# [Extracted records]
****

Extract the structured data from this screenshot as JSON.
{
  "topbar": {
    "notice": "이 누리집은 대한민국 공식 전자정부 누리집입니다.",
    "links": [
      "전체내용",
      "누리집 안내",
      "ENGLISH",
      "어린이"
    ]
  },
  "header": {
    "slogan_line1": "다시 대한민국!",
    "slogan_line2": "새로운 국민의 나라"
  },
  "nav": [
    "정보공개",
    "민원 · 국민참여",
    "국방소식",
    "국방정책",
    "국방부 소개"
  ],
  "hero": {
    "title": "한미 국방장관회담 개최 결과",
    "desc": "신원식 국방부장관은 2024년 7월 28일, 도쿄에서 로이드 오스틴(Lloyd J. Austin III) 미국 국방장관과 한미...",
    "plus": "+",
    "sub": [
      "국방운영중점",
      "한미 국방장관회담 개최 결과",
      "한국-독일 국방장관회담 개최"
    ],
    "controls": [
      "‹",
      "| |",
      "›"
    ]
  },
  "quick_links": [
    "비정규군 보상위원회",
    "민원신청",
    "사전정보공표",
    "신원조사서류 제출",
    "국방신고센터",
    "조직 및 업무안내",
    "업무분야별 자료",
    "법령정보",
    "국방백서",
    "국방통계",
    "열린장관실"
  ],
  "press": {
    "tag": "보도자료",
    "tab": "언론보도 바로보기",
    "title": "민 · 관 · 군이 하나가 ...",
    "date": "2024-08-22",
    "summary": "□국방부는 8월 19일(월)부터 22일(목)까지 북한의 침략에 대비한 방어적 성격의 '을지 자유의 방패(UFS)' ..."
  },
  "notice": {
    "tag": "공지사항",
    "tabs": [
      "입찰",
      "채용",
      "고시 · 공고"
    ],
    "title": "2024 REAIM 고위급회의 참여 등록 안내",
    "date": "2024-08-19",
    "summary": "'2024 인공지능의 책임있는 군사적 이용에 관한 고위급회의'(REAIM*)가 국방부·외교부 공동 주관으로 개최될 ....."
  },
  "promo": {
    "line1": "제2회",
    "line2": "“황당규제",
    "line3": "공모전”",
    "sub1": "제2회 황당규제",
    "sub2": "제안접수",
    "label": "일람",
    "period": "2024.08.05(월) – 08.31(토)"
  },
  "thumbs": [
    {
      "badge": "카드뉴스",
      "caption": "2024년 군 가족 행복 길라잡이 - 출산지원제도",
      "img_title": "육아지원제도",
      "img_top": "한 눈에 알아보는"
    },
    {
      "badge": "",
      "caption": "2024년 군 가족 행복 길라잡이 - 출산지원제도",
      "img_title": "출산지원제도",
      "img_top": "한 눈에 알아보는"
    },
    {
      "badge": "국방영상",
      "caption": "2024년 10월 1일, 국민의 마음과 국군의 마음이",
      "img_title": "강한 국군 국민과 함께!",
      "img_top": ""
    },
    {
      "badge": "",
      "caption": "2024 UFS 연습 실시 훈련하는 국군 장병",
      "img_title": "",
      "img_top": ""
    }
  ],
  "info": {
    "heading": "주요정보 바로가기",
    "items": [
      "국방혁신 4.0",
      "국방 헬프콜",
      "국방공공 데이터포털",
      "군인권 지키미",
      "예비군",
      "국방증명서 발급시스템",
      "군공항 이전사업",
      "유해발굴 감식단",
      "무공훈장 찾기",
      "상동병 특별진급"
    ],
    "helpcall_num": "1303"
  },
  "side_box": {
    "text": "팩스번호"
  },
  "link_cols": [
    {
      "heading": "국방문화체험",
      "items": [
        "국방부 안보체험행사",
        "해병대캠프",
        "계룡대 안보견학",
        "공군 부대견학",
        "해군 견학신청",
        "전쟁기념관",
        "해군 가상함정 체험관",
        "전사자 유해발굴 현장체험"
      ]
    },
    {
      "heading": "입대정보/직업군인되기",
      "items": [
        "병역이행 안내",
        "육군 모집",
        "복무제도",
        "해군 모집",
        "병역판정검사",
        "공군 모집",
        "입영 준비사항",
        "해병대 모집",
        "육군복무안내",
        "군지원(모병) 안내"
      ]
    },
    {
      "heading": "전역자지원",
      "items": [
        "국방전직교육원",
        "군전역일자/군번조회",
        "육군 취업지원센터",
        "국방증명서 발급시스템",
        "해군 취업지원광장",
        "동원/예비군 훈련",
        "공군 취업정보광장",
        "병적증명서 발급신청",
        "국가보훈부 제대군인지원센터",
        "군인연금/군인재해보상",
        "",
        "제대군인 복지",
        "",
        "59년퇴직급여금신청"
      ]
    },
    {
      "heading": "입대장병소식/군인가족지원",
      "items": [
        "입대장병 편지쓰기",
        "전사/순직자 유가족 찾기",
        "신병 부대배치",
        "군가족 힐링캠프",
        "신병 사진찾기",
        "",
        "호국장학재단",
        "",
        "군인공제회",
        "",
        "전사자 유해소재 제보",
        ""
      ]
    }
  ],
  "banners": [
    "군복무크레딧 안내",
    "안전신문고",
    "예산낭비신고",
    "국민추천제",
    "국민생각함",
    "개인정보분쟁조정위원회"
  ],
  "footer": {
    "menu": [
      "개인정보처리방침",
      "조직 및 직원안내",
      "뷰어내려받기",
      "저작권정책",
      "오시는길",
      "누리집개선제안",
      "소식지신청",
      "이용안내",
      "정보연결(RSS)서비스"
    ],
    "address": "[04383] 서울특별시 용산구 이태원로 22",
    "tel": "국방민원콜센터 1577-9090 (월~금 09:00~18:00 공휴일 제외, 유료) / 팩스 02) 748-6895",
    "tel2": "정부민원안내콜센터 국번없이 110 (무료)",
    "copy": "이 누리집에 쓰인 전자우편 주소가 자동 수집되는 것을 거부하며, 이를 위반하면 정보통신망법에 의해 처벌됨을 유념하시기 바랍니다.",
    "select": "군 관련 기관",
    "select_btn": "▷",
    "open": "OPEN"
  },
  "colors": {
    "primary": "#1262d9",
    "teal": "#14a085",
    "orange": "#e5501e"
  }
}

****

# [Task instructions]
Look through the material above and pick out each line holding the word "caption".

# [Complete answer]
      "caption": "2024년 군 가족 행복 길라잡이 - 출산지원제도",
      "caption": "2024년 군 가족 행복 길라잡이 - 출산지원제도",
      "caption": "2024년 10월 1일, 국민의 마음과 국군의 마음이",
      "caption": "2024 UFS 연습 실시 훈련하는 국군 장병",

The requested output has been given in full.